[What is expected] Every record should be repeated exactly, except that pictures are left out.

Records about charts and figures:
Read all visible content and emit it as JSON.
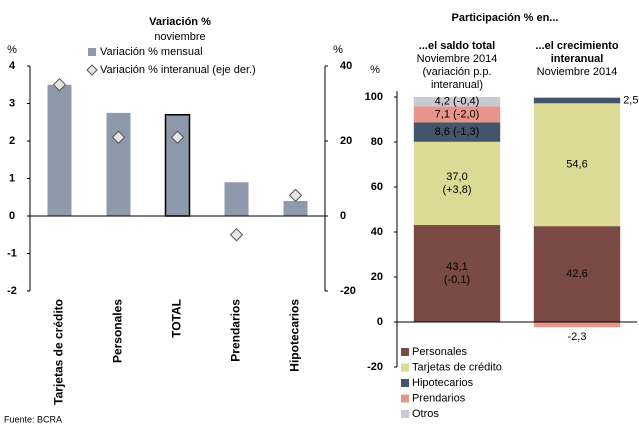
{
  "source": "Fuente: BCRA",
  "chart_data": [
    {
      "type": "bar",
      "title": "Variación %",
      "subtitle": "noviembre",
      "y_unit": "%",
      "y2_unit": "%",
      "categories": [
        "Tarjetas de crédito",
        "Personales",
        "TOTAL",
        "Prendarios",
        "Hipotecarios"
      ],
      "series": [
        {
          "name": "Variación % mensual",
          "type": "bar",
          "color": "#8e9aab",
          "values": [
            3.5,
            2.75,
            2.7,
            0.9,
            0.4
          ]
        },
        {
          "name": "Variación % interanual (eje der.)",
          "type": "scatter",
          "axis": "y2",
          "color": "#e6e6e6",
          "values": [
            35,
            21,
            21,
            -5,
            5.5
          ]
        }
      ],
      "ylim": [
        -2,
        4
      ],
      "yticks": [
        -2,
        -1,
        0,
        1,
        2,
        3,
        4
      ],
      "y2lim": [
        -20,
        40
      ],
      "y2ticks": [
        -20,
        0,
        20,
        40
      ],
      "highlight_index": 2,
      "legend": "top"
    },
    {
      "type": "stacked_bar",
      "title": "Participación % en...",
      "y_unit": "%",
      "categories": [
        "...el saldo total",
        "...el crecimiento interanual"
      ],
      "category_notes": [
        [
          "Noviembre 2014",
          "(variación p.p. interanual)"
        ],
        [
          "Noviembre 2014"
        ]
      ],
      "series": [
        {
          "name": "Personales",
          "color": "#7b4a44",
          "values": [
            43.1,
            42.6
          ],
          "value_labels": [
            "43,1\n(-0,1)",
            "42,6"
          ]
        },
        {
          "name": "Tarjetas de crédito",
          "color": "#dcdb95",
          "values": [
            37.0,
            54.6
          ],
          "value_labels": [
            "37,0\n(+3,8)",
            "54,6"
          ]
        },
        {
          "name": "Hipotecarios",
          "color": "#44546a",
          "values": [
            8.6,
            2.5
          ],
          "value_labels": [
            "8,6 (-1,3)",
            "2,5"
          ]
        },
        {
          "name": "Prendarios",
          "color": "#e9948a",
          "values": [
            7.1,
            -2.3
          ],
          "value_labels": [
            "7,1 (-2,0)",
            "-2,3"
          ]
        },
        {
          "name": "Otros",
          "color": "#c9cad3",
          "values": [
            4.2,
            null
          ],
          "value_labels": [
            "4,2 (-0,4)",
            null
          ]
        }
      ],
      "ylim": [
        -20,
        100
      ],
      "yticks": [
        -20,
        0,
        20,
        40,
        60,
        80,
        100
      ],
      "legend": "bottom-left"
    }
  ]
}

[Full output]
Read all visible content and emit it as JSON.
{
  "source": "Fuente: BCRA",
  "chart_data": [
    {
      "type": "bar",
      "title": "Variación %",
      "subtitle": "noviembre",
      "y_unit": "%",
      "y2_unit": "%",
      "categories": [
        "Tarjetas de crédito",
        "Personales",
        "TOTAL",
        "Prendarios",
        "Hipotecarios"
      ],
      "series": [
        {
          "name": "Variación % mensual",
          "type": "bar",
          "color": "#8e9aab",
          "values": [
            3.5,
            2.75,
            2.7,
            0.9,
            0.4
          ]
        },
        {
          "name": "Variación % interanual (eje der.)",
          "type": "scatter",
          "axis": "y2",
          "color": "#e6e6e6",
          "values": [
            35,
            21,
            21,
            -5,
            5.5
          ]
        }
      ],
      "ylim": [
        -2,
        4
      ],
      "yticks": [
        -2,
        -1,
        0,
        1,
        2,
        3,
        4
      ],
      "y2lim": [
        -20,
        40
      ],
      "y2ticks": [
        -20,
        0,
        20,
        40
      ],
      "highlight_index": 2,
      "legend": "top"
    },
    {
      "type": "stacked_bar",
      "title": "Participación % en...",
      "y_unit": "%",
      "categories": [
        "...el saldo total",
        "...el crecimiento interanual"
      ],
      "category_notes": [
        [
          "Noviembre 2014",
          "(variación p.p. interanual)"
        ],
        [
          "Noviembre 2014"
        ]
      ],
      "series": [
        {
          "name": "Personales",
          "color": "#7b4a44",
          "values": [
            43.1,
            42.6
          ],
          "value_labels": [
            "43,1\n(-0,1)",
            "42,6"
          ]
        },
        {
          "name": "Tarjetas de crédito",
          "color": "#dcdb95",
          "values": [
            37.0,
            54.6
          ],
          "value_labels": [
            "37,0\n(+3,8)",
            "54,6"
          ]
        },
        {
          "name": "Hipotecarios",
          "color": "#44546a",
          "values": [
            8.6,
            2.5
          ],
          "value_labels": [
            "8,6 (-1,3)",
            "2,5"
          ]
        },
        {
          "name": "Prendarios",
          "color": "#e9948a",
          "values": [
            7.1,
            -2.3
          ],
          "value_labels": [
            "7,1 (-2,0)",
            "-2,3"
          ]
        },
        {
          "name": "Otros",
          "color": "#c9cad3",
          "values": [
            4.2,
            null
          ],
          "value_labels": [
            "4,2 (-0,4)",
            null
          ]
        }
      ],
      "ylim": [
        -20,
        100
      ],
      "yticks": [
        -20,
        0,
        20,
        40,
        60,
        80,
        100
      ],
      "legend": "bottom-left"
    }
  ]
}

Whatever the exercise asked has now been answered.